--- start ---
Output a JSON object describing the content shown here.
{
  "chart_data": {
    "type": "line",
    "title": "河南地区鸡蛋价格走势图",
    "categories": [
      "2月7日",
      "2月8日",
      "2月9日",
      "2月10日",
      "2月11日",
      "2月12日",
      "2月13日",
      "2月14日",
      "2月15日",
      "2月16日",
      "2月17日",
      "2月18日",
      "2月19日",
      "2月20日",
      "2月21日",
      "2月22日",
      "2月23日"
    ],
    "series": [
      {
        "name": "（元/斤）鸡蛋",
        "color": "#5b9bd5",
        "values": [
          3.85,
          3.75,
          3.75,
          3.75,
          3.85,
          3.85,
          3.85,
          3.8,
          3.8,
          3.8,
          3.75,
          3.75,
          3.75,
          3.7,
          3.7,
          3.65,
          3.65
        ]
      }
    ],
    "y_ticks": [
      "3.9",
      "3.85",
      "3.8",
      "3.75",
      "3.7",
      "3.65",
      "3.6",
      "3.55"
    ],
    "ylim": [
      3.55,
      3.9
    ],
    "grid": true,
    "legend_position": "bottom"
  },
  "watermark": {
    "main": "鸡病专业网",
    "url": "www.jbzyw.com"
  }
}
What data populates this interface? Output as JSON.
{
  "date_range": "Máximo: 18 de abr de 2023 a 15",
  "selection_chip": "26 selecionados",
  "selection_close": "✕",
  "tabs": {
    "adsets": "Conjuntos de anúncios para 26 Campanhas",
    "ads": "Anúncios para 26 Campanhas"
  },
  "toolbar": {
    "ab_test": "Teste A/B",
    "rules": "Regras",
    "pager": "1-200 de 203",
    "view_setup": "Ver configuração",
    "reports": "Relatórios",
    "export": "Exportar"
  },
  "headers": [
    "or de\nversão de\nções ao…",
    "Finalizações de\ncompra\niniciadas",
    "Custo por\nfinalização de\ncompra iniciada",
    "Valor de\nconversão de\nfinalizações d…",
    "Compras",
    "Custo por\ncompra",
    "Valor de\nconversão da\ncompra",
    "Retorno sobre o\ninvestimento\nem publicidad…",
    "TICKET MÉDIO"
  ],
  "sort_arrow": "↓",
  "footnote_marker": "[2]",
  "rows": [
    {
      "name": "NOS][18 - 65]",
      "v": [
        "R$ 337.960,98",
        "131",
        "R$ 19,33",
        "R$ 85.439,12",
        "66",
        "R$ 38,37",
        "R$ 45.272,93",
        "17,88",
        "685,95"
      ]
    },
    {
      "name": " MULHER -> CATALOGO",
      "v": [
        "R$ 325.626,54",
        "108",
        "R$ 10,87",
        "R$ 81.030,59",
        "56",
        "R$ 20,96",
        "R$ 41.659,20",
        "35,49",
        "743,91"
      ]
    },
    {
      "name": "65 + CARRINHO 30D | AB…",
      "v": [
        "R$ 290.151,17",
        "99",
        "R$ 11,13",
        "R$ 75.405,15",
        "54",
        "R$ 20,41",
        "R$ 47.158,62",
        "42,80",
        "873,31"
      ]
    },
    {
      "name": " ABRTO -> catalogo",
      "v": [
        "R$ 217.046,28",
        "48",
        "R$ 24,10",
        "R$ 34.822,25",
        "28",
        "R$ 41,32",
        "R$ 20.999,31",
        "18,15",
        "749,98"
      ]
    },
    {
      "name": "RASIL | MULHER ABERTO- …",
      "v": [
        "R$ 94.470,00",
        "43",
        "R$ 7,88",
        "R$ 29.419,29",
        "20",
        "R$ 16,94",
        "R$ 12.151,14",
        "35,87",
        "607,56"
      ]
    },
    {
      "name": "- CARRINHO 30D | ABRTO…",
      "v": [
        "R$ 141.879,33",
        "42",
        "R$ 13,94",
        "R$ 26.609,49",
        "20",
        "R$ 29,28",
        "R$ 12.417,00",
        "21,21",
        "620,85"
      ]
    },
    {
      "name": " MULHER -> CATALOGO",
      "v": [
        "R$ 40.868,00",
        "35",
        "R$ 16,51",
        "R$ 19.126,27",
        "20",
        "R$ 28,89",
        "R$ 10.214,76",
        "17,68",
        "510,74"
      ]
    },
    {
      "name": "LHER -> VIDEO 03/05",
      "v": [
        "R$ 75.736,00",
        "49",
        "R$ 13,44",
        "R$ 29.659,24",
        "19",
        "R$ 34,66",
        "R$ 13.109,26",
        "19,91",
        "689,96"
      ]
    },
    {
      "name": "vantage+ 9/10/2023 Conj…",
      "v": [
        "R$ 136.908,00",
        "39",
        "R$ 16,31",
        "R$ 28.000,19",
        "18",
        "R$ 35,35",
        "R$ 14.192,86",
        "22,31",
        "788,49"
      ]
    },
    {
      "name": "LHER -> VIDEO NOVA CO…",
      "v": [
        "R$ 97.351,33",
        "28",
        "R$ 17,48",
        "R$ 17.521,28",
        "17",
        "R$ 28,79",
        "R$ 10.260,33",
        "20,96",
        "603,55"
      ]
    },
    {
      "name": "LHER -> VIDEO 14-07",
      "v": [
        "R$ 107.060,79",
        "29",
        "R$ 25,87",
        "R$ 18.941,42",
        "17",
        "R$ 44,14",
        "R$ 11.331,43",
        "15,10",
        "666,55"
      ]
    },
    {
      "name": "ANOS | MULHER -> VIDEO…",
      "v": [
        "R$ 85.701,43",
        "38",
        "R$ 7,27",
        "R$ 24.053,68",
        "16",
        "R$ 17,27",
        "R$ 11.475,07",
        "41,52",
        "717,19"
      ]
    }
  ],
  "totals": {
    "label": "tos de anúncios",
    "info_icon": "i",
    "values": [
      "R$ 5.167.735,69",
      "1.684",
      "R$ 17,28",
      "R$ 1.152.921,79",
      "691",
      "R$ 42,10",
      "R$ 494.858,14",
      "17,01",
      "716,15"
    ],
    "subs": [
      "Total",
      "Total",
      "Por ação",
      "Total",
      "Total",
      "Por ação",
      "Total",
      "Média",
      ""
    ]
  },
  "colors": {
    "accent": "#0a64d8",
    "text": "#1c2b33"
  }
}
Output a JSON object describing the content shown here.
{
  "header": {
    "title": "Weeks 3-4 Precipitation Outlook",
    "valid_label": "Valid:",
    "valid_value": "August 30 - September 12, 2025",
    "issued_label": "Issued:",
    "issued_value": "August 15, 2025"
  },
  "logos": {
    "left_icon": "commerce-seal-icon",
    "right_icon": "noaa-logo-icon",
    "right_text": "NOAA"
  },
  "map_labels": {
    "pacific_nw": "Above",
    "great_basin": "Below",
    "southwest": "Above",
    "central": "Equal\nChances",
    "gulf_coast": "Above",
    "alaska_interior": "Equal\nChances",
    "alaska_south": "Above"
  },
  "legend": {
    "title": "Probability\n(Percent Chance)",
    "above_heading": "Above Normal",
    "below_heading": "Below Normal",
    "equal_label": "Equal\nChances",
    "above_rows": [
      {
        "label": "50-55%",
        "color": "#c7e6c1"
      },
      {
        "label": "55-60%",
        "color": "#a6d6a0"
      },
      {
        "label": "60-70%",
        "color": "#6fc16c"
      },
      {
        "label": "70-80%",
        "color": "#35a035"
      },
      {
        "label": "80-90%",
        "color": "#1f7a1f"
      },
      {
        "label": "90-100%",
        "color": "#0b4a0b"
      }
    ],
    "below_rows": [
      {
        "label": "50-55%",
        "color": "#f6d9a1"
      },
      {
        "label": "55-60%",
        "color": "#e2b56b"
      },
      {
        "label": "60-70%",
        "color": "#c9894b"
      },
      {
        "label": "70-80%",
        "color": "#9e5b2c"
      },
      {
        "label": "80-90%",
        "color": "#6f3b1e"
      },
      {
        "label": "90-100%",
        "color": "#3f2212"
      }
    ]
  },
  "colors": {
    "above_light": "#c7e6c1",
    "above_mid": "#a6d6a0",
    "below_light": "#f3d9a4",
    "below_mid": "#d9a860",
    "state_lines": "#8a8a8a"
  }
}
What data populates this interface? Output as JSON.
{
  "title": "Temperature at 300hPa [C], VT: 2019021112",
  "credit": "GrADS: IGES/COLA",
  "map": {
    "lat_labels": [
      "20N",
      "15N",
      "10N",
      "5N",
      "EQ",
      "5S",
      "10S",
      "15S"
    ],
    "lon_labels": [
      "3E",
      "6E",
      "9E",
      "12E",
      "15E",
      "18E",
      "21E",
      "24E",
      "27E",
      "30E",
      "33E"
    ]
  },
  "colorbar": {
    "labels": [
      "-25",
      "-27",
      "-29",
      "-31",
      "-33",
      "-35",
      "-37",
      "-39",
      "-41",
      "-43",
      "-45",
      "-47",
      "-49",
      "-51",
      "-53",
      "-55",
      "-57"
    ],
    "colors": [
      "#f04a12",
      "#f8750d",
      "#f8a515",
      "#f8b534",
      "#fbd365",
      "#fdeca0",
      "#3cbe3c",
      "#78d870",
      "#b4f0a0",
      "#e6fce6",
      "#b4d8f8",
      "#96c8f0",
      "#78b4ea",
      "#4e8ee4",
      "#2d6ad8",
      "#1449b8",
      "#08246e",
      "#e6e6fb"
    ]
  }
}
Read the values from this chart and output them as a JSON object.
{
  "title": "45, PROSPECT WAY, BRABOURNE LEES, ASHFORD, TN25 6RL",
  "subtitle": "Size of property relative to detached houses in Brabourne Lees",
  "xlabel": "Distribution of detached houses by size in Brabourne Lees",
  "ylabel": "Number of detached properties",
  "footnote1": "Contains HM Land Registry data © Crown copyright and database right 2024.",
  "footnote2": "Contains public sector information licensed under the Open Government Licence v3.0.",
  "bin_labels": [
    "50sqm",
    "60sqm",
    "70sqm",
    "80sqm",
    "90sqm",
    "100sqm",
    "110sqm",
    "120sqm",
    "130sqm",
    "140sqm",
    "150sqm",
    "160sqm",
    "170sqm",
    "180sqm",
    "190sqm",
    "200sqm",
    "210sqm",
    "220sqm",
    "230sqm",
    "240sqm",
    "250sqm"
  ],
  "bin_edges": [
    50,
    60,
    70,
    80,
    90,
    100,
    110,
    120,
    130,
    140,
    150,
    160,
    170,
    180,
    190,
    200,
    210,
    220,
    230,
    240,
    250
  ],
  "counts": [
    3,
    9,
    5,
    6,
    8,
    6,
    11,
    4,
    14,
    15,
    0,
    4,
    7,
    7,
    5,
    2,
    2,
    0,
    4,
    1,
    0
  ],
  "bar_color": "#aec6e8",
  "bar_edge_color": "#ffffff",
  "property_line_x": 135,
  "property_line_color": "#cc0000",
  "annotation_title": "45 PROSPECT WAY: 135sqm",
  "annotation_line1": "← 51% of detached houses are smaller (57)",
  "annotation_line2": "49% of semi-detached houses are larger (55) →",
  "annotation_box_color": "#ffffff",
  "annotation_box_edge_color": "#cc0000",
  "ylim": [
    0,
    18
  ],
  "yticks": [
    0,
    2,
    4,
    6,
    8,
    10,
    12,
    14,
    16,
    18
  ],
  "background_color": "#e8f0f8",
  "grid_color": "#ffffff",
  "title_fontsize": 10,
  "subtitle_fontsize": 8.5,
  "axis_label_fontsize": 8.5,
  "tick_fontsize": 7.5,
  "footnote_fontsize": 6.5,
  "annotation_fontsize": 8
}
--- end ---
• _PROBLEM TO SOLVE_
Copy every line of the records above that holds the word "VIDEO".

• _RESULT FOR THIS EXERCISE_
      "name": "LHER -> VIDEO 03/05",
      "name": "LHER -> VIDEO NOVA CO…",
      "name": "LHER -> VIDEO 14-07",
      "name": "ANOS | MULHER -> VIDEO…",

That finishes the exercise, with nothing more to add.